## [THE EXERCISE]
Scan the listing below and copy every line holding "повышение".

## [INFORMATION GIVEN]
====
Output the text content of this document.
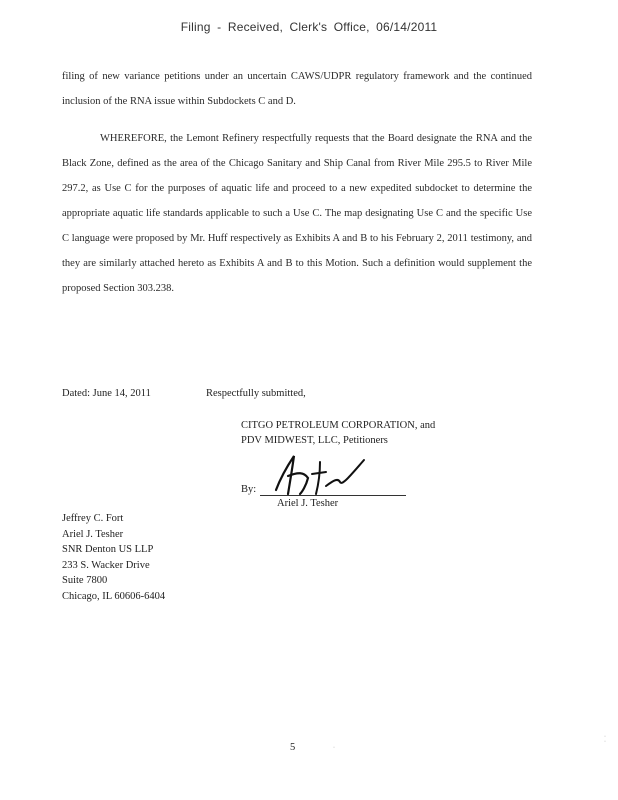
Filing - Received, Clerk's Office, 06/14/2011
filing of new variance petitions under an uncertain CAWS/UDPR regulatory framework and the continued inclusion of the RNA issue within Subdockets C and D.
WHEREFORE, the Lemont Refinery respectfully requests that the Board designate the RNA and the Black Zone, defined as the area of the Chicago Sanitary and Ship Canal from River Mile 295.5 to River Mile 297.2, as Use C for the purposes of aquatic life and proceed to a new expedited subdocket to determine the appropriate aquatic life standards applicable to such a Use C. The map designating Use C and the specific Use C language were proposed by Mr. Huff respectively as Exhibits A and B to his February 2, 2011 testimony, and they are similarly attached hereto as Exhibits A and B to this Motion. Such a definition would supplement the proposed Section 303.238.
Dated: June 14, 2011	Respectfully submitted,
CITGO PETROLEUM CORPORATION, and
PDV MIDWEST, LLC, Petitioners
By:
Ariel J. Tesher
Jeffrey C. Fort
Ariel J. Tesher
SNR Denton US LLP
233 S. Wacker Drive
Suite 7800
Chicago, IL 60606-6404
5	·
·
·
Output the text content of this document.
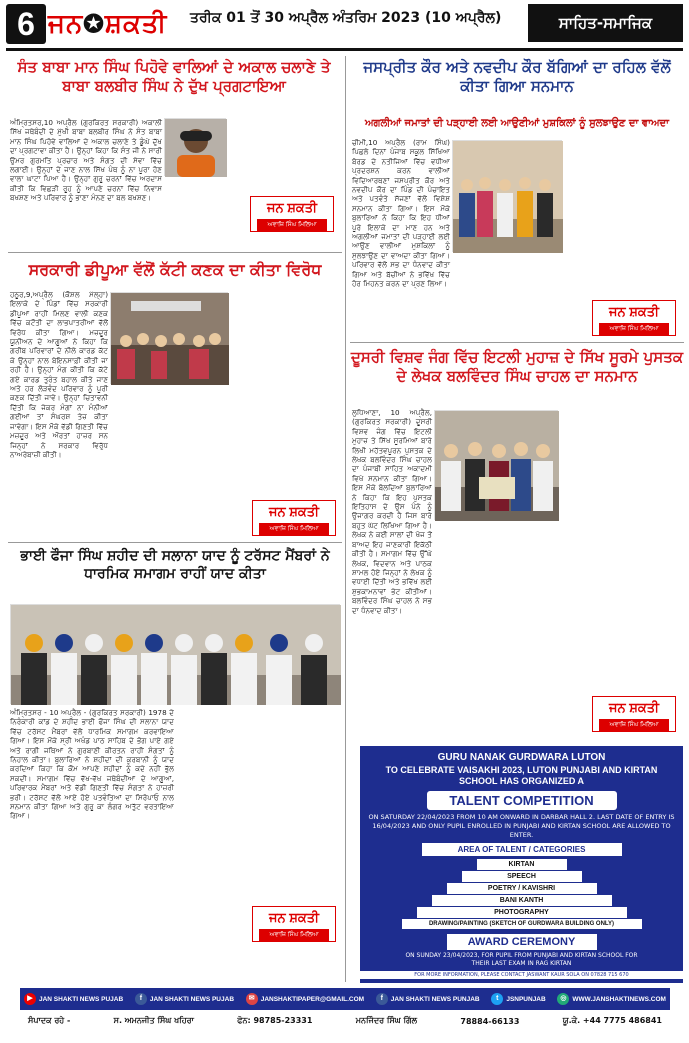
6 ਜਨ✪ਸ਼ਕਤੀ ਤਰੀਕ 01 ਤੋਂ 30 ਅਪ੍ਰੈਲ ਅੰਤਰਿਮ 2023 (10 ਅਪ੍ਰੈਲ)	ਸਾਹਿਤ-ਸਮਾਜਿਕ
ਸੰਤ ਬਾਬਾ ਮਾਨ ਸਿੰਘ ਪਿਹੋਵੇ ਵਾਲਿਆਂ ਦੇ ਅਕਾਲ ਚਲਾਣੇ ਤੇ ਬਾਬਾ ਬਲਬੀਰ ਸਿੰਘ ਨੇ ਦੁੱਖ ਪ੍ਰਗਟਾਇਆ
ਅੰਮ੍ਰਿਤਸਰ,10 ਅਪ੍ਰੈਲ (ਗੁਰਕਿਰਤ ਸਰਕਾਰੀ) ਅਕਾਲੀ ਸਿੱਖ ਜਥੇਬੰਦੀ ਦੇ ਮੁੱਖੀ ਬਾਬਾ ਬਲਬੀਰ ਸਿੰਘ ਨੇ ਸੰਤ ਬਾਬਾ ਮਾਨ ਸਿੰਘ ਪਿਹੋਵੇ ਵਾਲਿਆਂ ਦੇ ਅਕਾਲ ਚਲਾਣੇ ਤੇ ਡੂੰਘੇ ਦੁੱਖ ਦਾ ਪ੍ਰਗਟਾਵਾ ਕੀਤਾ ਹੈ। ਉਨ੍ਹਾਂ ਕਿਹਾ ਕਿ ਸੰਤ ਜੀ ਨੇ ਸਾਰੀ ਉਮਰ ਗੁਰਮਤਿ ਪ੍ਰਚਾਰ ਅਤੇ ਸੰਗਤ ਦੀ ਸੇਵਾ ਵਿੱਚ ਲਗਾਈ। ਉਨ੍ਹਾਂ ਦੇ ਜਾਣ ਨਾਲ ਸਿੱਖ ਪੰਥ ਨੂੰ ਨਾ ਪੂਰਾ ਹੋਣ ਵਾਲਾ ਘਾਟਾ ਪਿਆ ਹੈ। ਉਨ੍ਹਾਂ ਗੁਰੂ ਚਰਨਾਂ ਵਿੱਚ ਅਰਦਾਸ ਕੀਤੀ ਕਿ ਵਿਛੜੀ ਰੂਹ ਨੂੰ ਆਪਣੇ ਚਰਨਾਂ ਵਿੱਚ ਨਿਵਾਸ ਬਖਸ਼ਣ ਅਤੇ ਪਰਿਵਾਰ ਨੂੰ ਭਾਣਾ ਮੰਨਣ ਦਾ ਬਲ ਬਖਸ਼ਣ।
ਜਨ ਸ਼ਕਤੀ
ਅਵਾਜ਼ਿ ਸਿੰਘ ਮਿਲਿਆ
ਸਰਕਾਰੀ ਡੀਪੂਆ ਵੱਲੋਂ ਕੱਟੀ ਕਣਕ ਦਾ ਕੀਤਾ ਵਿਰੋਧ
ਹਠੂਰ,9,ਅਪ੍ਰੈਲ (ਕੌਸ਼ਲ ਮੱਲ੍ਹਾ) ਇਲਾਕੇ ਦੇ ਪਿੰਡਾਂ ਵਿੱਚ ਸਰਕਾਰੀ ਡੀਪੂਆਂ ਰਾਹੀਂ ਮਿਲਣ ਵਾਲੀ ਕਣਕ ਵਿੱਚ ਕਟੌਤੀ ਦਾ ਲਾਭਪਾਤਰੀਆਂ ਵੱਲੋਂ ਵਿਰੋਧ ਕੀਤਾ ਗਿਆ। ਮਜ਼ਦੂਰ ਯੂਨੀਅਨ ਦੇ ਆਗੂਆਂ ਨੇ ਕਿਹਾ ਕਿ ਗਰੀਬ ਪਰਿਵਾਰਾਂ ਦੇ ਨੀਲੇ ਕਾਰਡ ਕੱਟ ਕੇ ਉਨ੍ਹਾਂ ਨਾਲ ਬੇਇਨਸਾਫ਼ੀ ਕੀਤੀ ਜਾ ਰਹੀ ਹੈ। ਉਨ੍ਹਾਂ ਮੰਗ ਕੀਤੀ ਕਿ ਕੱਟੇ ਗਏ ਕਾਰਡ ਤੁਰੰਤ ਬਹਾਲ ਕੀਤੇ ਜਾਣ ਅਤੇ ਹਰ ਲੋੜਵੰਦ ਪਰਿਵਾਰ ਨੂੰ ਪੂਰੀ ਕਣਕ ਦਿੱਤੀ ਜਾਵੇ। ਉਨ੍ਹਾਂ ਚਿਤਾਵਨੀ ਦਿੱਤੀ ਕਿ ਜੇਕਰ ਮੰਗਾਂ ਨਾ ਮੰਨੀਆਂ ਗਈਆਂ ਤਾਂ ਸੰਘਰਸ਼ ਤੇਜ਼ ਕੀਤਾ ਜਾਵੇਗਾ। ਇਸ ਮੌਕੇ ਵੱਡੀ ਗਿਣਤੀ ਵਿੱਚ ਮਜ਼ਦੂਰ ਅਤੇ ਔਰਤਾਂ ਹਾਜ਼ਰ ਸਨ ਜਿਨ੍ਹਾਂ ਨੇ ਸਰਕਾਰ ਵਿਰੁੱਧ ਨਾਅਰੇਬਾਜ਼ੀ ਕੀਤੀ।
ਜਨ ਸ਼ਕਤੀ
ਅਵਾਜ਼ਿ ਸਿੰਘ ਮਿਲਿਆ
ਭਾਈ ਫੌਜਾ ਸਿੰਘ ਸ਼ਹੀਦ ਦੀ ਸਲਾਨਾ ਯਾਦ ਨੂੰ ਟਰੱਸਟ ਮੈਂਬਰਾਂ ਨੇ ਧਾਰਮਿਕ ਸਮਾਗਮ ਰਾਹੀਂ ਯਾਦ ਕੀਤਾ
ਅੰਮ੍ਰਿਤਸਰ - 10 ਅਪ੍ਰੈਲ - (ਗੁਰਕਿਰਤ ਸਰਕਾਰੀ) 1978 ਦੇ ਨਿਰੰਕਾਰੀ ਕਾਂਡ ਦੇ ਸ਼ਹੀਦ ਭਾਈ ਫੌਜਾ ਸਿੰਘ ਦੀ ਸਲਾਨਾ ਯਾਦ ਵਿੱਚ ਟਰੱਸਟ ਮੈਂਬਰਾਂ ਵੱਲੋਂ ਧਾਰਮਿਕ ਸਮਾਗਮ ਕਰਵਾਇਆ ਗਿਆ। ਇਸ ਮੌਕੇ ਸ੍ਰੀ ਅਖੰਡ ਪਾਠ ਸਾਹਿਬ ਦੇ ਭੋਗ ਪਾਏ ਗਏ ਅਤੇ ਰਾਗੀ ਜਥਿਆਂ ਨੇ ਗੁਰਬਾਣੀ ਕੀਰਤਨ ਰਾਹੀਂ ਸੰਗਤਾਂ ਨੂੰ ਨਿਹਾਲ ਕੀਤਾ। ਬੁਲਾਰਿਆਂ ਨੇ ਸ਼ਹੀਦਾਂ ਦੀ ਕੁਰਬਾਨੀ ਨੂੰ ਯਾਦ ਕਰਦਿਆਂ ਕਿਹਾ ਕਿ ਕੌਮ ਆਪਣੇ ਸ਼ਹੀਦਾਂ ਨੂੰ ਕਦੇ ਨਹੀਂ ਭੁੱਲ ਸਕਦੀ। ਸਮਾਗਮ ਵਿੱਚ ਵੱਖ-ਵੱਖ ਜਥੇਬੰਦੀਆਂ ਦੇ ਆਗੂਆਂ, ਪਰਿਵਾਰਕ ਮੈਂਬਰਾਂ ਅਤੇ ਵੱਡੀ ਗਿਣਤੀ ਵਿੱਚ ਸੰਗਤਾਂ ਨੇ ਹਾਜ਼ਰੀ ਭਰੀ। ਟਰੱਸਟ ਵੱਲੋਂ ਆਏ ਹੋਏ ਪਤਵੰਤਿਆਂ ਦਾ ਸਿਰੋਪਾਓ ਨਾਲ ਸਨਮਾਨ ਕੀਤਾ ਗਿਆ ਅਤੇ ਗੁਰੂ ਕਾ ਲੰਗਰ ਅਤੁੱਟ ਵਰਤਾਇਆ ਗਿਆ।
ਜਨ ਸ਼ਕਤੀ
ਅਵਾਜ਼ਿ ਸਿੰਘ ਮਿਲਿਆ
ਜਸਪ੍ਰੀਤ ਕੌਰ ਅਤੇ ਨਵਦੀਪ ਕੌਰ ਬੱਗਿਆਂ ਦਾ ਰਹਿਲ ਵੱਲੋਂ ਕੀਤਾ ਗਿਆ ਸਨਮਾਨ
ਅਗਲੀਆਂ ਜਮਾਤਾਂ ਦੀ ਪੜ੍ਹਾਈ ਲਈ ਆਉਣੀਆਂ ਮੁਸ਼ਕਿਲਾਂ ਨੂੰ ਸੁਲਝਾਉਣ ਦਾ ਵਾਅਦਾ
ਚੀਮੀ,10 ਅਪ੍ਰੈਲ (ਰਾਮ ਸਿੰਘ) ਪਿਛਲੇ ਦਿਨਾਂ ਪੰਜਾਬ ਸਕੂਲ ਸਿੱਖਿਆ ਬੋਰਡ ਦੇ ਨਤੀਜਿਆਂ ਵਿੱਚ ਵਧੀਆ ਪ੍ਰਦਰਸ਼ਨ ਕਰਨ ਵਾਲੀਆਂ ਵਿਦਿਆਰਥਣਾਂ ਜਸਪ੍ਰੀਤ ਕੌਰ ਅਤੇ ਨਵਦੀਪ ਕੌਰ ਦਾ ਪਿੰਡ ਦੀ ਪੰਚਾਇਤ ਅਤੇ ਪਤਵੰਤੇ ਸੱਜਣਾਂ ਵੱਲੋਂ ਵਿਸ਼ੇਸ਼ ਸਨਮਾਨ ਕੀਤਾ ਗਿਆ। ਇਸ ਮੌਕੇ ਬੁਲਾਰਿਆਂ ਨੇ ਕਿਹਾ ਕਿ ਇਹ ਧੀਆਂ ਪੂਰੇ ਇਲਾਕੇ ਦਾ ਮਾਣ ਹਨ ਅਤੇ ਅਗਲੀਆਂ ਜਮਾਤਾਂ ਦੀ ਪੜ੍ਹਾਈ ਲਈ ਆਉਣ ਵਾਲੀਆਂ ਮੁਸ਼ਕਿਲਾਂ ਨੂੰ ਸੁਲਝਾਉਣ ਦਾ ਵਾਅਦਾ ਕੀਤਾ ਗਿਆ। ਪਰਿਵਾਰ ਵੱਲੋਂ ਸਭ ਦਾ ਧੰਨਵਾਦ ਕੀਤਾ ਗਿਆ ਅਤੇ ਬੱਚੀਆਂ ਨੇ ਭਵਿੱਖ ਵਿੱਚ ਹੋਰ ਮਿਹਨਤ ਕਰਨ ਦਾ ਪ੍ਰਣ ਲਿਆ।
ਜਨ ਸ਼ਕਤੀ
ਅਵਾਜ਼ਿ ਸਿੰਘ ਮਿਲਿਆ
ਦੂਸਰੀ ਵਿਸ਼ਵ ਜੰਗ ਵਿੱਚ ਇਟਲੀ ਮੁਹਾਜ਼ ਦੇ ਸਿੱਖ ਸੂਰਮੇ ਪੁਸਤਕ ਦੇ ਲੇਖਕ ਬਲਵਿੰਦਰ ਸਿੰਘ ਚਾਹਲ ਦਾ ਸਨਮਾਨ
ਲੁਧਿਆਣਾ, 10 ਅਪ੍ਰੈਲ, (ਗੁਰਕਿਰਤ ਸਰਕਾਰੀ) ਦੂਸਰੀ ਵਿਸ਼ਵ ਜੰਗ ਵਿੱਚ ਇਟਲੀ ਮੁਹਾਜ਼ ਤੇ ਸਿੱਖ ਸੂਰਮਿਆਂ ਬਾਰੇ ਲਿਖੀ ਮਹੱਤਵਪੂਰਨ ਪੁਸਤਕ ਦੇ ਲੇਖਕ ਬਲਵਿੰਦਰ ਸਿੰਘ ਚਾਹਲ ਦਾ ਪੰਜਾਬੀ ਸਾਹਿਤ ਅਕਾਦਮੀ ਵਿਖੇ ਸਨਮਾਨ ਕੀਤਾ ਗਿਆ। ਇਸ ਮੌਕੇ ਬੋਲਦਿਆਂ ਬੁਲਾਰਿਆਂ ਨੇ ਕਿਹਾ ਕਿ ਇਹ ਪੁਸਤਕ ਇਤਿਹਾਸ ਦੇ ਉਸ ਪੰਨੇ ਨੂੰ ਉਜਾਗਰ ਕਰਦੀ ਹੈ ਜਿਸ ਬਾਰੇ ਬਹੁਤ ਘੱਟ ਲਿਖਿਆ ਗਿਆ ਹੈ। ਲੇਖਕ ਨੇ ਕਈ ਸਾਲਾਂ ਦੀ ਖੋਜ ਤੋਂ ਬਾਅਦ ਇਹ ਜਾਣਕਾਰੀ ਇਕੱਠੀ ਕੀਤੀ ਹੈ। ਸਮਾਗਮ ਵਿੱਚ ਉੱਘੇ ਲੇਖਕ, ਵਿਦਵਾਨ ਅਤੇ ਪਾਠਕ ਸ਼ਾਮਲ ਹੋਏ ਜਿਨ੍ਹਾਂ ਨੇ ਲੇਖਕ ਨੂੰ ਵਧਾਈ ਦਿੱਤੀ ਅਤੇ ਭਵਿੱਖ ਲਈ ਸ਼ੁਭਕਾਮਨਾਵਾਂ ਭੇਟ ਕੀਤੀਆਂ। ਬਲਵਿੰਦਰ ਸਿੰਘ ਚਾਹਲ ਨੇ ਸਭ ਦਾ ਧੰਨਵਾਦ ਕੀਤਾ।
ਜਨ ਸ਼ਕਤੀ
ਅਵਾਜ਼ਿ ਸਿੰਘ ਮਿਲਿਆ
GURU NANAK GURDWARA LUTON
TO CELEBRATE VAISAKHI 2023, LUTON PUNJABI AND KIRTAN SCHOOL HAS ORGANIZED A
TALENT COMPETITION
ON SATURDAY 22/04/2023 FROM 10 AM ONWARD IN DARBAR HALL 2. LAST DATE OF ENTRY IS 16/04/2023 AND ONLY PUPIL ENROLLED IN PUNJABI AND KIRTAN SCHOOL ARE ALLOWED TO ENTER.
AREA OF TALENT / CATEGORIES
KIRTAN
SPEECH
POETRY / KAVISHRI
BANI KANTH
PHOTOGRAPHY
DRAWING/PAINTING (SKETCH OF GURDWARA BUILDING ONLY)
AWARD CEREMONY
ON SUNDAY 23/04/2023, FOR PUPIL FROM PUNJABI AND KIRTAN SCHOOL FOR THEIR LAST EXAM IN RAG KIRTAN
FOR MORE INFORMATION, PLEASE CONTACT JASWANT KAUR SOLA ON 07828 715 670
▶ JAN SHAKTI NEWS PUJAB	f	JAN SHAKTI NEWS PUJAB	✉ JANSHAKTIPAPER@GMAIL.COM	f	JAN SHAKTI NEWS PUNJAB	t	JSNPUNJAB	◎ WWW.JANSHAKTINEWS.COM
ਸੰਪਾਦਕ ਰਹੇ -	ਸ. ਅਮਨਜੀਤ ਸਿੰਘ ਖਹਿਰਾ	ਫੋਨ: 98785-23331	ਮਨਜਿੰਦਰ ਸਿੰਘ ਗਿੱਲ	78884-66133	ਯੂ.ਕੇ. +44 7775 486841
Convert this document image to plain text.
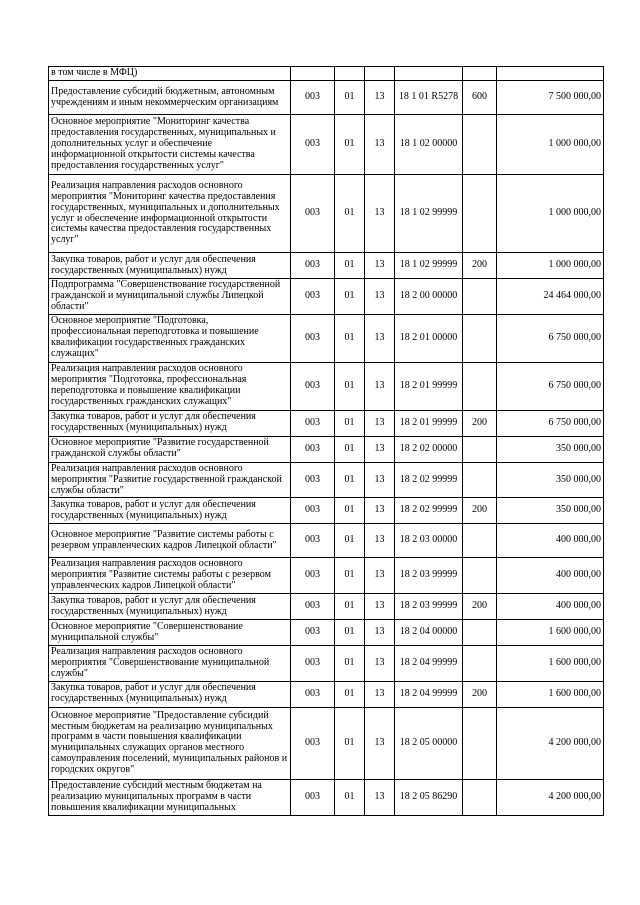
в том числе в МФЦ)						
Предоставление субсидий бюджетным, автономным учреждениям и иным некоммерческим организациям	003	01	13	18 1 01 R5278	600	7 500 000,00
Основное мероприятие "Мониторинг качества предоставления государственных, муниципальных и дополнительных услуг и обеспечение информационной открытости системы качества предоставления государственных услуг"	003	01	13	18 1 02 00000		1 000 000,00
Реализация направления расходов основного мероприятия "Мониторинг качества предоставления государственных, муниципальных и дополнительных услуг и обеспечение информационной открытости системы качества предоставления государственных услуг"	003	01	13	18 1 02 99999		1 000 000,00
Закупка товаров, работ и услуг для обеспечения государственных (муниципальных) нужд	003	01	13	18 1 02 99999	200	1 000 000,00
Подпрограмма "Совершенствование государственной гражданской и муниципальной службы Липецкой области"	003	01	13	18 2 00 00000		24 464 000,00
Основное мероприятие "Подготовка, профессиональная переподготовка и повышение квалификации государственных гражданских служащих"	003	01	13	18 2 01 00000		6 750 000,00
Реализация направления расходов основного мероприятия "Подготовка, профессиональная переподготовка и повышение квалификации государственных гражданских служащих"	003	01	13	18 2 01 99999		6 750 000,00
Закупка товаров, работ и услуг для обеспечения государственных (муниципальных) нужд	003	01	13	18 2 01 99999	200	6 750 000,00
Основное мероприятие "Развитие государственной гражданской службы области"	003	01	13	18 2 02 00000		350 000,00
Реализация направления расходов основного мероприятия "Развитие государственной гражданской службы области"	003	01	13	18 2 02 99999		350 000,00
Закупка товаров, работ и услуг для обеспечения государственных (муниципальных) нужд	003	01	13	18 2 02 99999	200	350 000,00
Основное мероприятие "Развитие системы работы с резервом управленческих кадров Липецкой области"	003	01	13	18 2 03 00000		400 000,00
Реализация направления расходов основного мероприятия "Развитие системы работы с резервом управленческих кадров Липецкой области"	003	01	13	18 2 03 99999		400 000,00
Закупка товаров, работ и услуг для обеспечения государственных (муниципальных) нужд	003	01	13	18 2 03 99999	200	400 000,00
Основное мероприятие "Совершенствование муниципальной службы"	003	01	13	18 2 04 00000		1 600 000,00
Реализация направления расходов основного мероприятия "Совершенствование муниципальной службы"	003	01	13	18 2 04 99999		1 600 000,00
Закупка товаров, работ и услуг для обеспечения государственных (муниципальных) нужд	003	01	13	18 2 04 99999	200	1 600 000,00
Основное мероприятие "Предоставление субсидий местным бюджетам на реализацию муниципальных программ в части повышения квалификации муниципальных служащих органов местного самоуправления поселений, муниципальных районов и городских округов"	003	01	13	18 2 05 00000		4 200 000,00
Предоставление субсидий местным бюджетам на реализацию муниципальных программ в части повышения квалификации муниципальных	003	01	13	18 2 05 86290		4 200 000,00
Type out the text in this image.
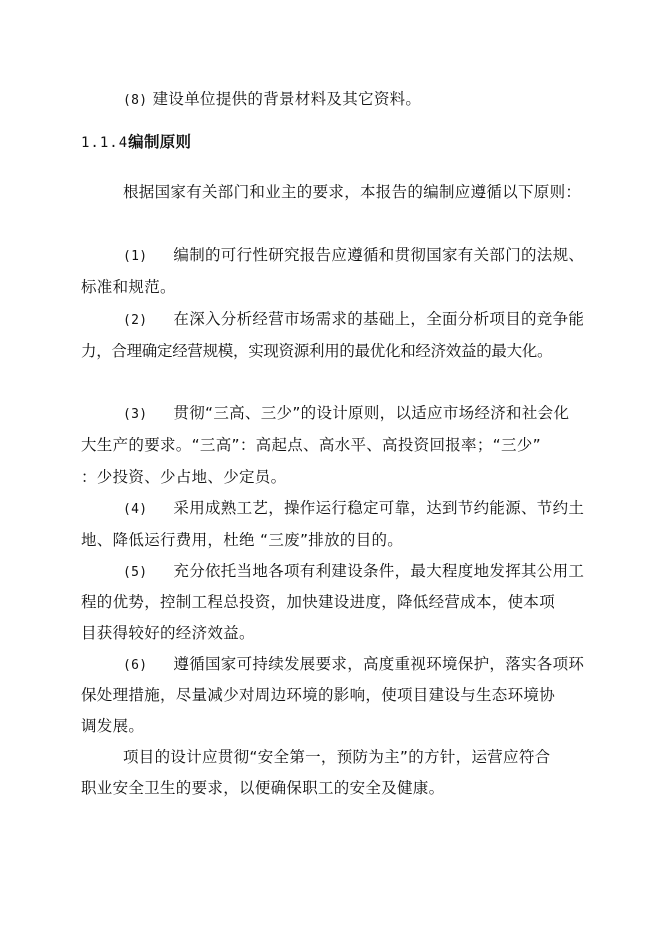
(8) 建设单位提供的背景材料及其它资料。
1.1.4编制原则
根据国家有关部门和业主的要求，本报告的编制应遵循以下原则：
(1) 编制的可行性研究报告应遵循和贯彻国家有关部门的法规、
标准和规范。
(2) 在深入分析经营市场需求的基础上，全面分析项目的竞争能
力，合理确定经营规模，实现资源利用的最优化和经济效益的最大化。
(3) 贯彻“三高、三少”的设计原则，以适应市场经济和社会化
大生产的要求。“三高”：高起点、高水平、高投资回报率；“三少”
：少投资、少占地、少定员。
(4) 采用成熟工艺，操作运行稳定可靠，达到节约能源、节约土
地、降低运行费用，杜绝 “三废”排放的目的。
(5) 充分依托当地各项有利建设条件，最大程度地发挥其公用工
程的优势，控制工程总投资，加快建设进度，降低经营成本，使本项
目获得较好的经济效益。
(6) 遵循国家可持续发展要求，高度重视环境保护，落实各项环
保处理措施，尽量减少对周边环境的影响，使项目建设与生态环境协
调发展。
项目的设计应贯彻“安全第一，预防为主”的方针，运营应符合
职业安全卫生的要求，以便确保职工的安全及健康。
====
## [FULL SOLUTION]
Основное мероприятие "Подготовка, профессиональная переподготовка и повышение квалификации государственных гражданских служащих"	003	01	13	18 2 01 00000		6 750 000,00
Реализация направления расходов основного мероприятия "Подготовка, профессиональная переподготовка и повышение квалификации государственных гражданских служащих"	003	01	13	18 2 01 99999		6 750 000,00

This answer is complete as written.